Stated exercise:
Identify every line in the records below that contains the word "labrador", and reproduce each one.

Entries supplied:
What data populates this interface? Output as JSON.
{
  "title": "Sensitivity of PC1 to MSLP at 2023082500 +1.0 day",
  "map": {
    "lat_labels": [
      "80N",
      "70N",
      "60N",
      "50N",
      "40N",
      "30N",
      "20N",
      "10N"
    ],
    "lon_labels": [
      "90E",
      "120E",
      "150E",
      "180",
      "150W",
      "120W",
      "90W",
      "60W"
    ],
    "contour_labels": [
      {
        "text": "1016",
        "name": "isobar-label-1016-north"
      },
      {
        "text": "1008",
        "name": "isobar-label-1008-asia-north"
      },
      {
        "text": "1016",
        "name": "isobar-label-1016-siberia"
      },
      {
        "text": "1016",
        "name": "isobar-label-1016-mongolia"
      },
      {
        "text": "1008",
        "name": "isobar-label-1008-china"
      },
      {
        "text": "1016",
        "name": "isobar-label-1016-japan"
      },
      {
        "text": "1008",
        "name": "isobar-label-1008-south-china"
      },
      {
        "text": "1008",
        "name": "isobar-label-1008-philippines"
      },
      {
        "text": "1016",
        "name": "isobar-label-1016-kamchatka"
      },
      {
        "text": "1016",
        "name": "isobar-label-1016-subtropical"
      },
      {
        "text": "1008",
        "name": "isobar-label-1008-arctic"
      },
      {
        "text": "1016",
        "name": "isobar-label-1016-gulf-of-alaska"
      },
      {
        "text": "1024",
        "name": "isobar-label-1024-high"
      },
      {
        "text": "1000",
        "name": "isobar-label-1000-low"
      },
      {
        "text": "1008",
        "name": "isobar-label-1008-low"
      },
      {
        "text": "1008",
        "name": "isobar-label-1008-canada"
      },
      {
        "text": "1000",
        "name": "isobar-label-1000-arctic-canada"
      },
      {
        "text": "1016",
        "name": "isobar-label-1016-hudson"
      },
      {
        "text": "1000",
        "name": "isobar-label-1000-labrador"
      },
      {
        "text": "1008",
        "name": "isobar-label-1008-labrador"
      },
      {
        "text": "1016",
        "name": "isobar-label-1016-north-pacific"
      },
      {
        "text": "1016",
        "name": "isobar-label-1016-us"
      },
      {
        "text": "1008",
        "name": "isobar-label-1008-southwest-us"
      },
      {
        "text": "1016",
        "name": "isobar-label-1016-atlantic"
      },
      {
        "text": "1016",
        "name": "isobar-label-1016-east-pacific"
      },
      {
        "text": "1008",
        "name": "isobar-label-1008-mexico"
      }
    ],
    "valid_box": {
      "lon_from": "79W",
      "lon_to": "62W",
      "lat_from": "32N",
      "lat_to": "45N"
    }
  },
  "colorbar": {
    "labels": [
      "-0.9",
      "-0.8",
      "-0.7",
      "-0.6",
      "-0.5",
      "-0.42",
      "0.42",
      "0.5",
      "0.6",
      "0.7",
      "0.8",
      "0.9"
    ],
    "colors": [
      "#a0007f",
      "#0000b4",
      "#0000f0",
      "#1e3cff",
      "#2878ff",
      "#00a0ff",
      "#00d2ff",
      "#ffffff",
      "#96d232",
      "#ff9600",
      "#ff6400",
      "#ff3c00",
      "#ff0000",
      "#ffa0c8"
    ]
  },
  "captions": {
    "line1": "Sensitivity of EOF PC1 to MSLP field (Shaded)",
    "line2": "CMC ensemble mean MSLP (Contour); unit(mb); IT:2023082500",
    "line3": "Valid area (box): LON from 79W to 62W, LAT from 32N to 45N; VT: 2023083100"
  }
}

Answer for this exercise:
        "name": "isobar-label-1000-labrador"
        "name": "isobar-label-1008-labrador"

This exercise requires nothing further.